Task directions: Within the material below, find each line bearing the word "measured" and present it.

[Dataset rows about figures]
● ● ● ●

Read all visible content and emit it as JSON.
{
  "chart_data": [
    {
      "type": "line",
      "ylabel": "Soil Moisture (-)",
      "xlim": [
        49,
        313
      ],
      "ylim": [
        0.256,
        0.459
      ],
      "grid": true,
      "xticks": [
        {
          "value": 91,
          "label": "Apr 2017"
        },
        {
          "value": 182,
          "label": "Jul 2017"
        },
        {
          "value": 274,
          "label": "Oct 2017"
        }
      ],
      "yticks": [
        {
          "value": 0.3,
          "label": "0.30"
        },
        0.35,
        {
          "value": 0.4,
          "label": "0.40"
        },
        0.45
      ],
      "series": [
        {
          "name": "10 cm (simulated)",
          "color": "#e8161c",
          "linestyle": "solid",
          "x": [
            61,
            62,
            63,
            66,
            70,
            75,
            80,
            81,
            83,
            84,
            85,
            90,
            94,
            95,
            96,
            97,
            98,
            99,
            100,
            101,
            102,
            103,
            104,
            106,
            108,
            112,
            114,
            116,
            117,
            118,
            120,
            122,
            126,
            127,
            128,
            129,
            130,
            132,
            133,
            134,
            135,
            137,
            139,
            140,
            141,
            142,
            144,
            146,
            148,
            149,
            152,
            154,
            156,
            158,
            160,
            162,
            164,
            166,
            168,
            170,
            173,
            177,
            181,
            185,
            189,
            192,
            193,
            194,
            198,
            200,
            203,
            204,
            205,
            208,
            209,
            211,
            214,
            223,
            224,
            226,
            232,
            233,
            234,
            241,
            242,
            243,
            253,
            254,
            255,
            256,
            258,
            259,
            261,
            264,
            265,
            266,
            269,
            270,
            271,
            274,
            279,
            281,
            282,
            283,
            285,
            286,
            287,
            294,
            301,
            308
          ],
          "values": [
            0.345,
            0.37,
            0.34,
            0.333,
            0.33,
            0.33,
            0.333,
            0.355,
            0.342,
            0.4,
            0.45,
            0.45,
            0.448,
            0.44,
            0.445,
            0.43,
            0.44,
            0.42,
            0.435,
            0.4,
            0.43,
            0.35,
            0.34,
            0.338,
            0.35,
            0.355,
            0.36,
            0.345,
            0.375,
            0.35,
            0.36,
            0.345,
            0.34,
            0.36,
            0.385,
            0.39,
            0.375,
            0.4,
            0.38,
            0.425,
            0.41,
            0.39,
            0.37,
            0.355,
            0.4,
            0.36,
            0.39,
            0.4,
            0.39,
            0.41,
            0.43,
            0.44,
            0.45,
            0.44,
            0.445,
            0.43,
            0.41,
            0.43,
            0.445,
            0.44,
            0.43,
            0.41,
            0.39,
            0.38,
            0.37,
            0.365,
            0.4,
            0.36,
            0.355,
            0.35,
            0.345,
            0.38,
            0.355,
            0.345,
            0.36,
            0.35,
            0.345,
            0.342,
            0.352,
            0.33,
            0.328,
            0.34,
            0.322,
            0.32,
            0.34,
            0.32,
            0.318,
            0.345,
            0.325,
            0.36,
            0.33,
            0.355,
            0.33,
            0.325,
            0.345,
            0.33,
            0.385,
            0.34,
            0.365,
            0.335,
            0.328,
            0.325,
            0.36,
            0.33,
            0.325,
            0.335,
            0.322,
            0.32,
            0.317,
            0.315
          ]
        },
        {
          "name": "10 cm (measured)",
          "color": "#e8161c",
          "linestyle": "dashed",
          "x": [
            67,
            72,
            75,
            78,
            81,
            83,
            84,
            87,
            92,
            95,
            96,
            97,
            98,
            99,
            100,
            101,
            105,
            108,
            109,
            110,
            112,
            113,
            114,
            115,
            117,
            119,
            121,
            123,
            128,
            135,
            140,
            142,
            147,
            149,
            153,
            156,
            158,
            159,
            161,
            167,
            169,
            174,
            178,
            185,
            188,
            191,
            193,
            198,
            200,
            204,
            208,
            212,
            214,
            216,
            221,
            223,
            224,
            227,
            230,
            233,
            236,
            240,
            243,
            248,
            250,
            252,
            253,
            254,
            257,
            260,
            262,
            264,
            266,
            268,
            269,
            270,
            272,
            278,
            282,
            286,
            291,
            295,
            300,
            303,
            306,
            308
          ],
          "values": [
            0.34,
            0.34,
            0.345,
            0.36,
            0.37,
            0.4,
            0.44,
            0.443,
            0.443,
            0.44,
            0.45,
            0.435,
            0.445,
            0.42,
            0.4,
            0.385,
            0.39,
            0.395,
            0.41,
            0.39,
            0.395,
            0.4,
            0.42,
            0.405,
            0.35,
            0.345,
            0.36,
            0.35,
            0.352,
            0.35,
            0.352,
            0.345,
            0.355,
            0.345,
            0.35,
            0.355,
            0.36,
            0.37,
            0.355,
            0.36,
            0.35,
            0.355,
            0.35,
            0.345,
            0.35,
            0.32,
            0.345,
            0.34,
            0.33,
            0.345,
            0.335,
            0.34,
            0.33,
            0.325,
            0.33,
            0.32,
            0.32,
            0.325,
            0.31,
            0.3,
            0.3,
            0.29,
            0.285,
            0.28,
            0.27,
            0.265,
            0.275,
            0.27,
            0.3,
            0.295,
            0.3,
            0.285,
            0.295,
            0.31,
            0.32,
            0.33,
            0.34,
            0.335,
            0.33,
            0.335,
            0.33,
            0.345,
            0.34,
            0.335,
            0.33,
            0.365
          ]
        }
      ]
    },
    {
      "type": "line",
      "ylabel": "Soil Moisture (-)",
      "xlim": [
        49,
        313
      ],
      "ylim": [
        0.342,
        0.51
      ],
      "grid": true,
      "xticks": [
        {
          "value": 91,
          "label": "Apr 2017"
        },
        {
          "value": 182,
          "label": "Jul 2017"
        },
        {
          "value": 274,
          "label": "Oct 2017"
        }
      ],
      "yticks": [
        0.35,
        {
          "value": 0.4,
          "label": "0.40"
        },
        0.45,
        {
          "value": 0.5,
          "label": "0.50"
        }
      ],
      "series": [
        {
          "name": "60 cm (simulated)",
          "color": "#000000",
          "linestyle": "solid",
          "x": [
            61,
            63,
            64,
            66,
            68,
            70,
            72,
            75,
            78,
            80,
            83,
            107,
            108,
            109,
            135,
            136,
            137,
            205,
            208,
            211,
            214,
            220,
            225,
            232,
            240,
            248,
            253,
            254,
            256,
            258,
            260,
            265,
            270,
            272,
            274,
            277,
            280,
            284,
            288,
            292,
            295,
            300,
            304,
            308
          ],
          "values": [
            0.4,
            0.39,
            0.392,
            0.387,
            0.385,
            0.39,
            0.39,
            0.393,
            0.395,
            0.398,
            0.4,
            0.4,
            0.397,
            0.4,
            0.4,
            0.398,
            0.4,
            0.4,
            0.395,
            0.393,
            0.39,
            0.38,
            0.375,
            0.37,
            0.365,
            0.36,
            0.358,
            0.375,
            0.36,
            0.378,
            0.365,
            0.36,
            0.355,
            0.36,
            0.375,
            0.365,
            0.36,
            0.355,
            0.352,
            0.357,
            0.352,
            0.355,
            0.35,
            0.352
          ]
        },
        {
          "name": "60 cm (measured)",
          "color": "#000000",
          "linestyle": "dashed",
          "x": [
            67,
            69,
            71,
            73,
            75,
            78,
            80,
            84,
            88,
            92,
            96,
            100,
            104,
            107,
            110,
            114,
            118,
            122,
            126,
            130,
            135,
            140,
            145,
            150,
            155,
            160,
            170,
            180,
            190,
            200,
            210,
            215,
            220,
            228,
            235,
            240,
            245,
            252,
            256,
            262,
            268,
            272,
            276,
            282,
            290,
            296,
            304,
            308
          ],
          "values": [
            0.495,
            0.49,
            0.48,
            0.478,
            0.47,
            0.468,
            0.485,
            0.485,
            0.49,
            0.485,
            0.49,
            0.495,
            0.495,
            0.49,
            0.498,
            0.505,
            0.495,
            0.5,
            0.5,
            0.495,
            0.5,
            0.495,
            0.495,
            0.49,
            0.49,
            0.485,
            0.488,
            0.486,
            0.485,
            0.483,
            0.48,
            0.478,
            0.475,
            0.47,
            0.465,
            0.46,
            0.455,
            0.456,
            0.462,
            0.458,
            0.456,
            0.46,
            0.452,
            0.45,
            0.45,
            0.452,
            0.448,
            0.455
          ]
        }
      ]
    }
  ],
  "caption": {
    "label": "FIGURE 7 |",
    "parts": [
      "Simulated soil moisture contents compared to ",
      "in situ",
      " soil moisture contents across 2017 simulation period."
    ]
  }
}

● ● ● ●

Written reply:
          "name": "10 cm (measured)",
          "name": "60 cm (measured)",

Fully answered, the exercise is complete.